Given records →

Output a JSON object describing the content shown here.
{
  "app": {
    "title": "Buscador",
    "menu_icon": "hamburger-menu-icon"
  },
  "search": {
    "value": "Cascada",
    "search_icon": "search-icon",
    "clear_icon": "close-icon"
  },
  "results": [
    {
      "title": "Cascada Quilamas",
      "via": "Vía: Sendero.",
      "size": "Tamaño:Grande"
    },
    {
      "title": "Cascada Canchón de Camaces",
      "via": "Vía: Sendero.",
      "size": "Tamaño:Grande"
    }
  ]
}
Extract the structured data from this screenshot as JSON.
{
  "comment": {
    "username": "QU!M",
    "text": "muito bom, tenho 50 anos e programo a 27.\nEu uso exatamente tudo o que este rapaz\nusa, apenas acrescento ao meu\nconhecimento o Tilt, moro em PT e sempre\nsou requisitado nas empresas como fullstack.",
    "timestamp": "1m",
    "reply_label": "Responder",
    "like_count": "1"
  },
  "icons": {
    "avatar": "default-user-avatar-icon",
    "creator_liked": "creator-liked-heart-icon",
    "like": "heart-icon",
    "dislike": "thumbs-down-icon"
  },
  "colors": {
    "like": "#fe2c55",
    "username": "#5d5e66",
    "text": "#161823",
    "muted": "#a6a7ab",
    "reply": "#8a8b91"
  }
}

==

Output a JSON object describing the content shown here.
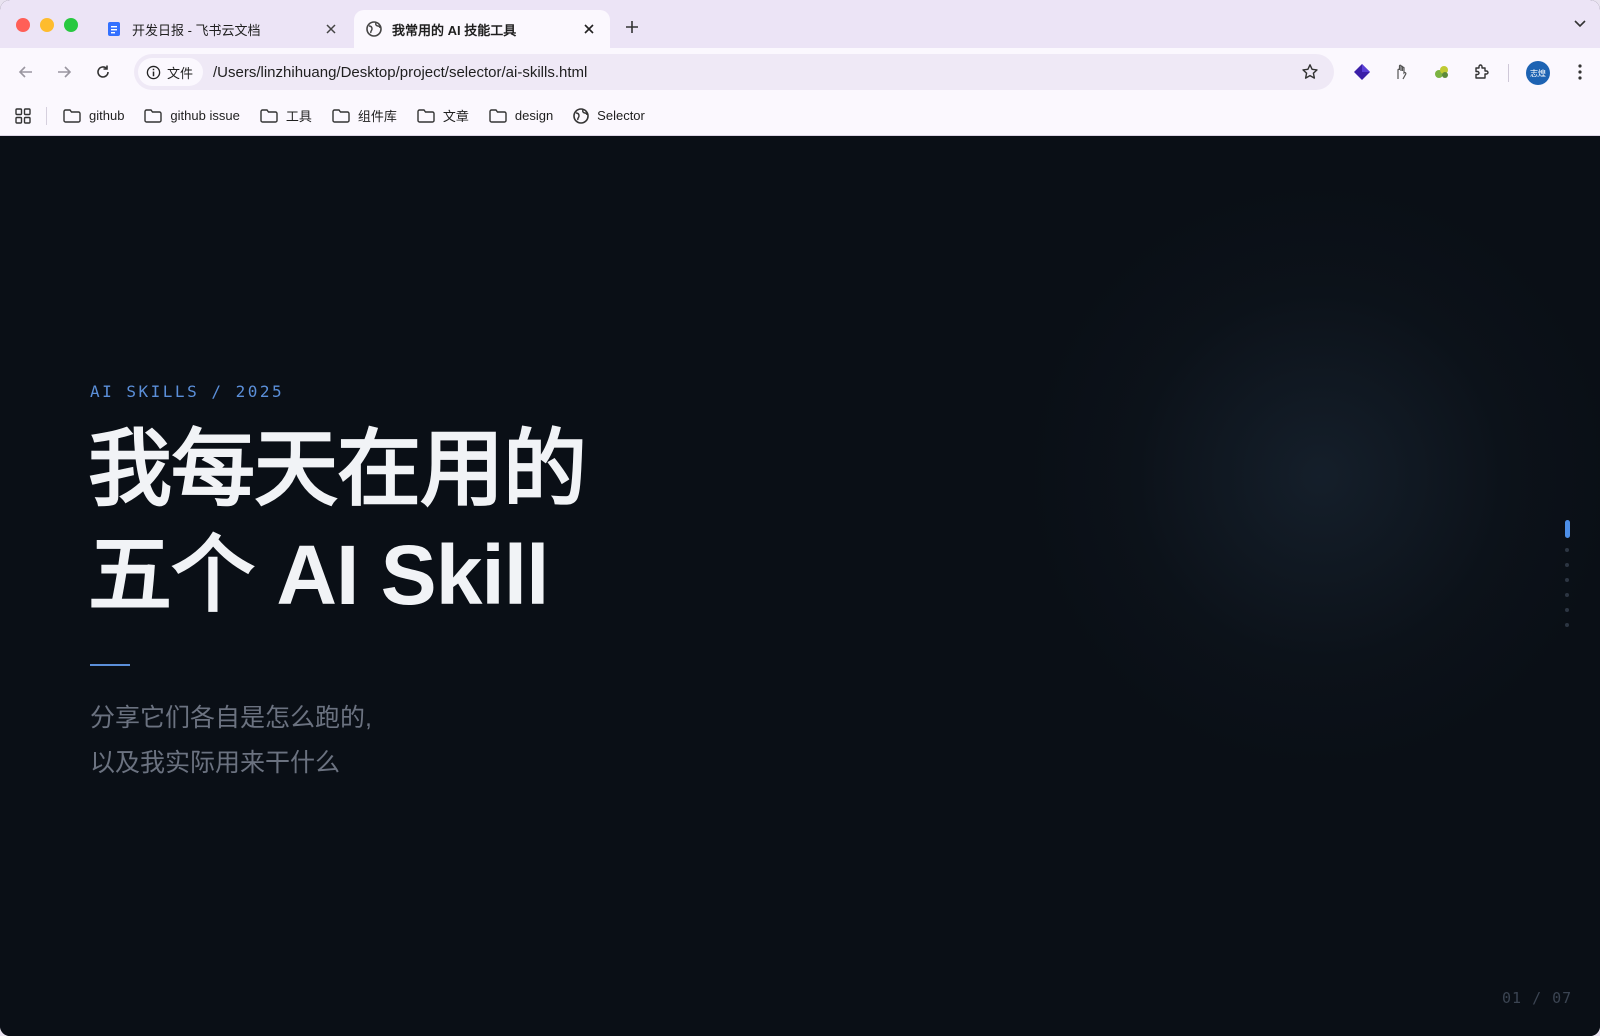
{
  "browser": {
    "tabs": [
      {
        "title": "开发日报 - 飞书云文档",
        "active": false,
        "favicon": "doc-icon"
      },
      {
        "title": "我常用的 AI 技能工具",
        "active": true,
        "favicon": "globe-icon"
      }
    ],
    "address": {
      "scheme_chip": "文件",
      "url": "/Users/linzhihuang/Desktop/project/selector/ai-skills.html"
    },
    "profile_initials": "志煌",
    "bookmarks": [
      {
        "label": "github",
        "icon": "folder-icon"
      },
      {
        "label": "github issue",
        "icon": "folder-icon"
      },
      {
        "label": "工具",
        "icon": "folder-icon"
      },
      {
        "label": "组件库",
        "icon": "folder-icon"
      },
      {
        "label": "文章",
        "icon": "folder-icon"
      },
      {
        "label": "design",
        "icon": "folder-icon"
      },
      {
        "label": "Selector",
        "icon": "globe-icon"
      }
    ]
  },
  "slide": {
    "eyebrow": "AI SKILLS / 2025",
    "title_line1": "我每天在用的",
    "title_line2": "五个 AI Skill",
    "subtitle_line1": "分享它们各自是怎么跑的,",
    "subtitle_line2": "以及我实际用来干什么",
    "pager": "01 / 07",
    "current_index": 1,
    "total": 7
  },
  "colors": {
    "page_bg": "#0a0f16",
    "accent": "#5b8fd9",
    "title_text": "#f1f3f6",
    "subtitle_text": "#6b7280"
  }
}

...

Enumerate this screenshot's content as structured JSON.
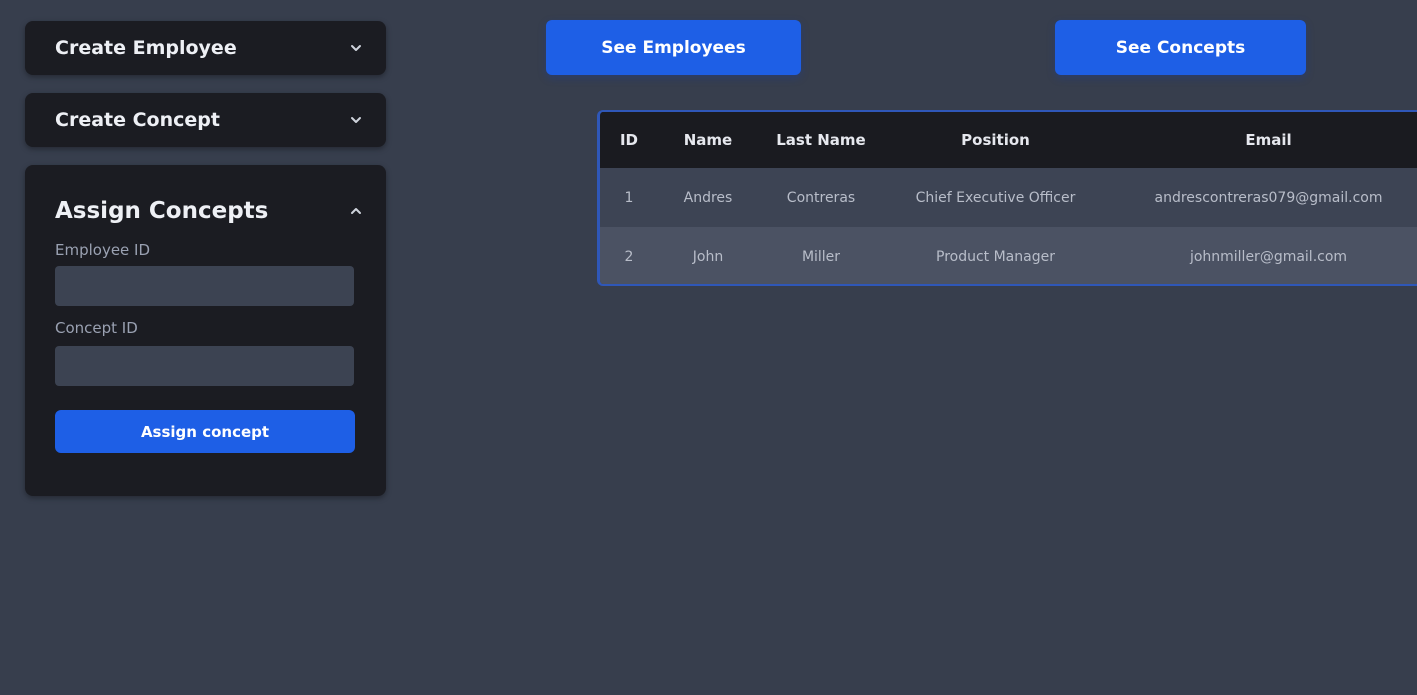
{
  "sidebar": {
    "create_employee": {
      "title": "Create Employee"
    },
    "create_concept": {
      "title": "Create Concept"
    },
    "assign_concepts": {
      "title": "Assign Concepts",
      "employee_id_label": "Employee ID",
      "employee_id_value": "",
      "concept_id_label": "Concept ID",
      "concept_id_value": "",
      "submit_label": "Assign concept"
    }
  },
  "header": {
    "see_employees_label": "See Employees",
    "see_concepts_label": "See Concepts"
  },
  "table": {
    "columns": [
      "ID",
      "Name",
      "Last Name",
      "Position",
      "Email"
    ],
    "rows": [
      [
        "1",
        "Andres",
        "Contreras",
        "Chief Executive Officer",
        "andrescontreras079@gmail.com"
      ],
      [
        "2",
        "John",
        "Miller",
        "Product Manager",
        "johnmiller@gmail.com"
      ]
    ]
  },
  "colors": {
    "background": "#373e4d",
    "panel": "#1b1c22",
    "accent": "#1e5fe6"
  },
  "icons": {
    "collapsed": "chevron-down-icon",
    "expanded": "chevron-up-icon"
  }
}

Aim → Find "down". Copy every line it occurs in.

Response for this exercise →
    "dislike": "thumbs-down-icon"
    "collapsed": "chevron-down-icon",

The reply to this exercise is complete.